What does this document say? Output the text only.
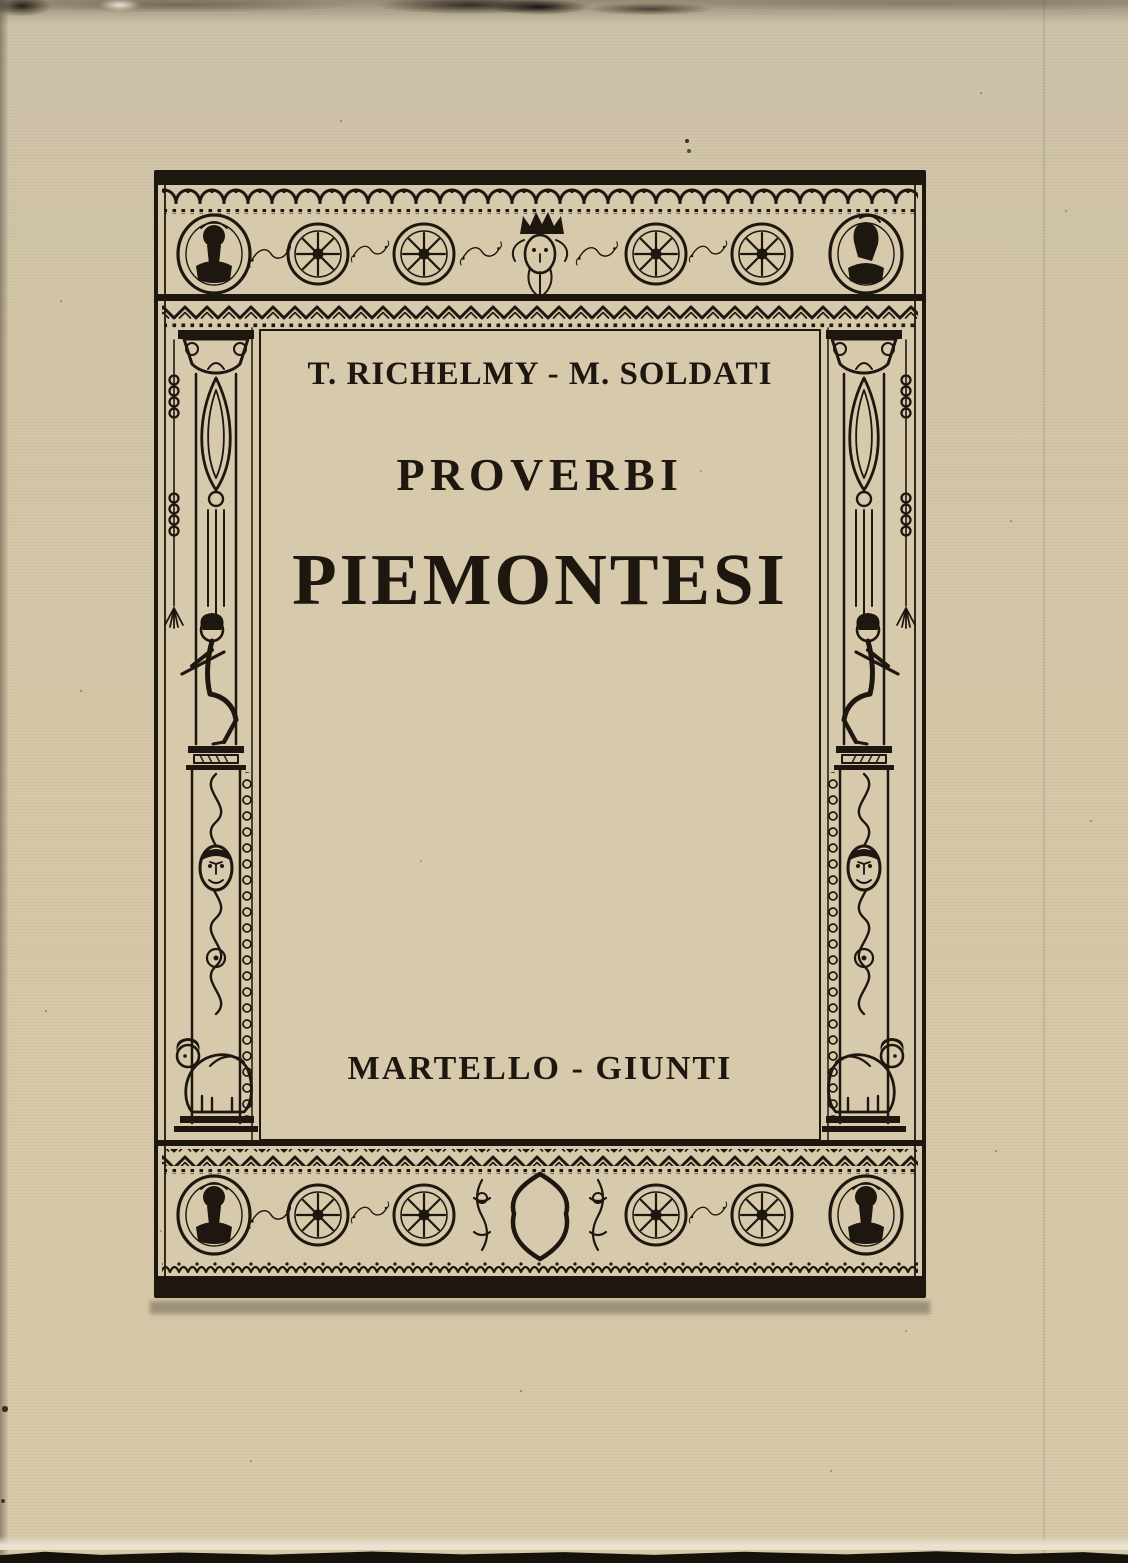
T. RICHELMY - M. SOLDATI
PROVERBI
PIEMONTESI
MARTELLO - GIUNTI
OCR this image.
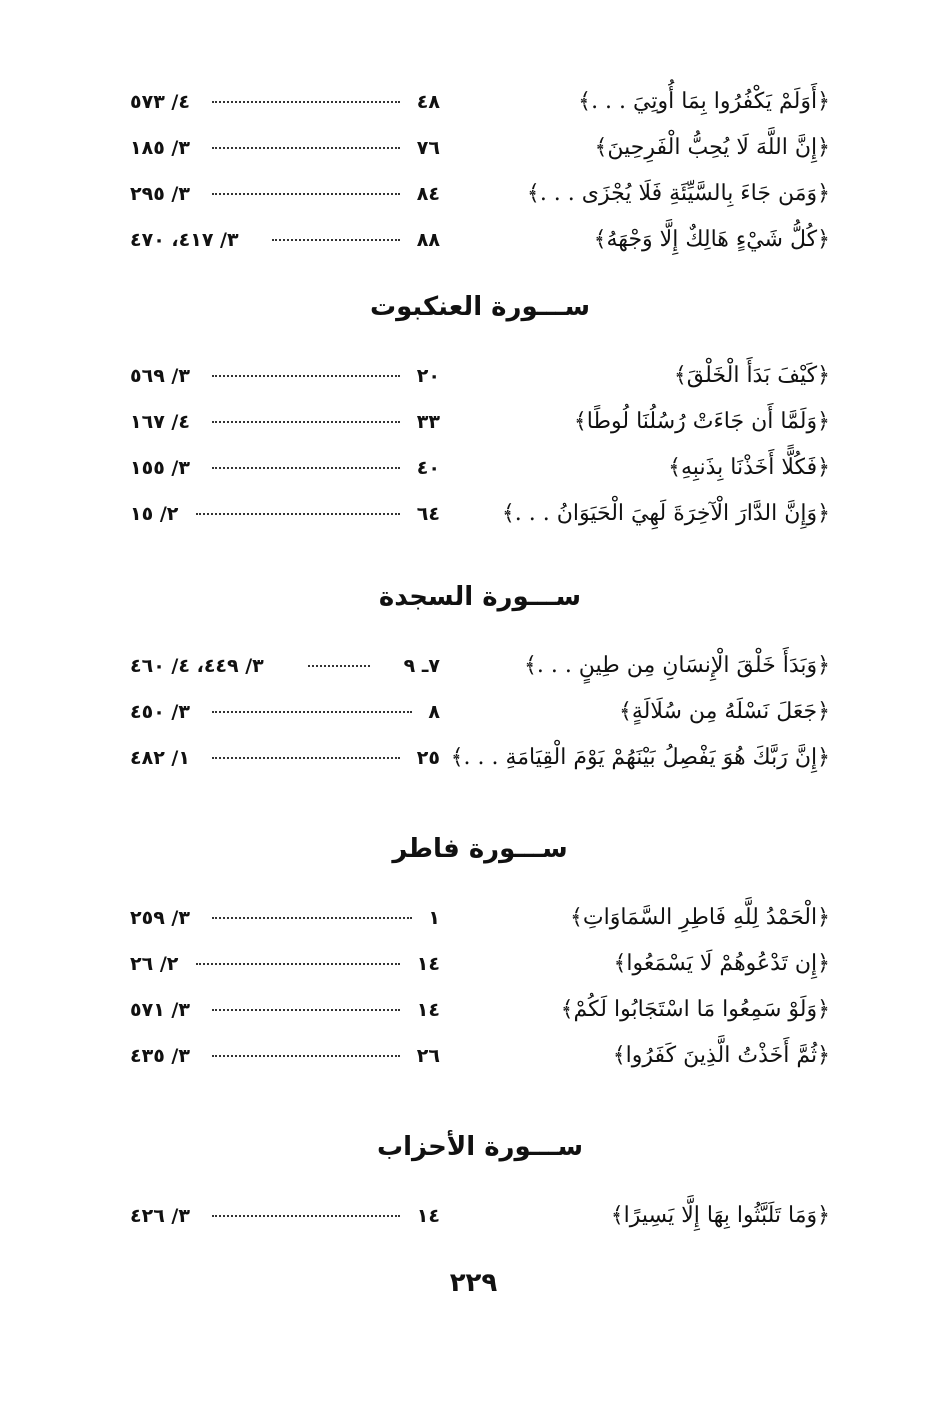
﴿أَوَلَمْ يَكْفُرُوا بِمَا أُوتِيَ . . .﴾
٤٨
٤/ ٥٧٣
﴿إِنَّ اللَّهَ لَا يُحِبُّ الْفَرِحِينَ﴾
٧٦
٣/ ١٨٥
﴿وَمَن جَاءَ بِالسَّيِّئَةِ فَلَا يُجْزَى . . .﴾
٨٤
٣/ ٢٩٥
﴿كُلُّ شَيْءٍ هَالِكٌ إِلَّا وَجْهَهُ﴾
٨٨
٣/ ٤١٧، ٤٧٠
ســـورة العنكبوت
﴿كَيْفَ بَدَأَ الْخَلْقَ﴾
٢٠
٣/ ٥٦٩
﴿وَلَمَّا أَن جَاءَتْ رُسُلُنَا لُوطًا﴾
٣٣
٤/ ١٦٧
﴿فَكُلًّا أَخَذْنَا بِذَنبِهِ﴾
٤٠
٣/ ١٥٥
﴿وَإِنَّ الدَّارَ الْآخِرَةَ لَهِيَ الْحَيَوَانُ . . .﴾
٦٤
٢/ ١٥
ســـورة السجدة
﴿وَبَدَأَ خَلْقَ الْإِنسَانِ مِن طِينٍ . . .﴾
٧ـ ٩
٣/ ٤٤٩، ٤/ ٤٦٠
﴿جَعَلَ نَسْلَهُ مِن سُلَالَةٍ﴾
٨
٣/ ٤٥٠
﴿إِنَّ رَبَّكَ هُوَ يَفْصِلُ بَيْنَهُمْ يَوْمَ الْقِيَامَةِ . . .﴾
٢٥
١/ ٤٨٢
ســـورة فاطر
﴿الْحَمْدُ لِلَّهِ فَاطِرِ السَّمَاوَاتِ﴾
١
٣/ ٢٥٩
﴿إِن تَدْعُوهُمْ لَا يَسْمَعُوا﴾
١٤
٢/ ٢٦
﴿وَلَوْ سَمِعُوا مَا اسْتَجَابُوا لَكُمْ﴾
١٤
٣/ ٥٧١
﴿ثُمَّ أَخَذْتُ الَّذِينَ كَفَرُوا﴾
٢٦
٣/ ٤٣٥
ســـورة الأحزاب
﴿وَمَا تَلَبَّثُوا بِهَا إِلَّا يَسِيرًا﴾
١٤
٣/ ٤٢٦
٢٢٩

■ TO BE DONE
Print the listing above in full, exactly as written. Omit any pictures.

■ SOLUTION FOR THIS EXERCISE
What does this document say? Output the text only.
T. RICHELMY - M. SOLDATI
PROVERBI
PIEMONTESI
MARTELLO - GIUNTI
OCR this image.
﴿أَوَلَمْ يَكْفُرُوا بِمَا أُوتِيَ . . .﴾
٤٨
٤/ ٥٧٣
﴿إِنَّ اللَّهَ لَا يُحِبُّ الْفَرِحِينَ﴾
٧٦
٣/ ١٨٥
﴿وَمَن جَاءَ بِالسَّيِّئَةِ فَلَا يُجْزَى . . .﴾
٨٤
٣/ ٢٩٥
﴿كُلُّ شَيْءٍ هَالِكٌ إِلَّا وَجْهَهُ﴾
٨٨
٣/ ٤١٧، ٤٧٠
ســـورة العنكبوت
﴿كَيْفَ بَدَأَ الْخَلْقَ﴾
٢٠
٣/ ٥٦٩
﴿وَلَمَّا أَن جَاءَتْ رُسُلُنَا لُوطًا﴾
٣٣
٤/ ١٦٧
﴿فَكُلًّا أَخَذْنَا بِذَنبِهِ﴾
٤٠
٣/ ١٥٥
﴿وَإِنَّ الدَّارَ الْآخِرَةَ لَهِيَ الْحَيَوَانُ . . .﴾
٦٤
٢/ ١٥
ســـورة السجدة
﴿وَبَدَأَ خَلْقَ الْإِنسَانِ مِن طِينٍ . . .﴾
٧ـ ٩
٣/ ٤٤٩، ٤/ ٤٦٠
﴿جَعَلَ نَسْلَهُ مِن سُلَالَةٍ﴾
٨
٣/ ٤٥٠
﴿إِنَّ رَبَّكَ هُوَ يَفْصِلُ بَيْنَهُمْ يَوْمَ الْقِيَامَةِ . . .﴾
٢٥
١/ ٤٨٢
ســـورة فاطر
﴿الْحَمْدُ لِلَّهِ فَاطِرِ السَّمَاوَاتِ﴾
١
٣/ ٢٥٩
﴿إِن تَدْعُوهُمْ لَا يَسْمَعُوا﴾
١٤
٢/ ٢٦
﴿وَلَوْ سَمِعُوا مَا اسْتَجَابُوا لَكُمْ﴾
١٤
٣/ ٥٧١
﴿ثُمَّ أَخَذْتُ الَّذِينَ كَفَرُوا﴾
٢٦
٣/ ٤٣٥
ســـورة الأحزاب
﴿وَمَا تَلَبَّثُوا بِهَا إِلَّا يَسِيرًا﴾
١٤
٣/ ٤٢٦
٢٢٩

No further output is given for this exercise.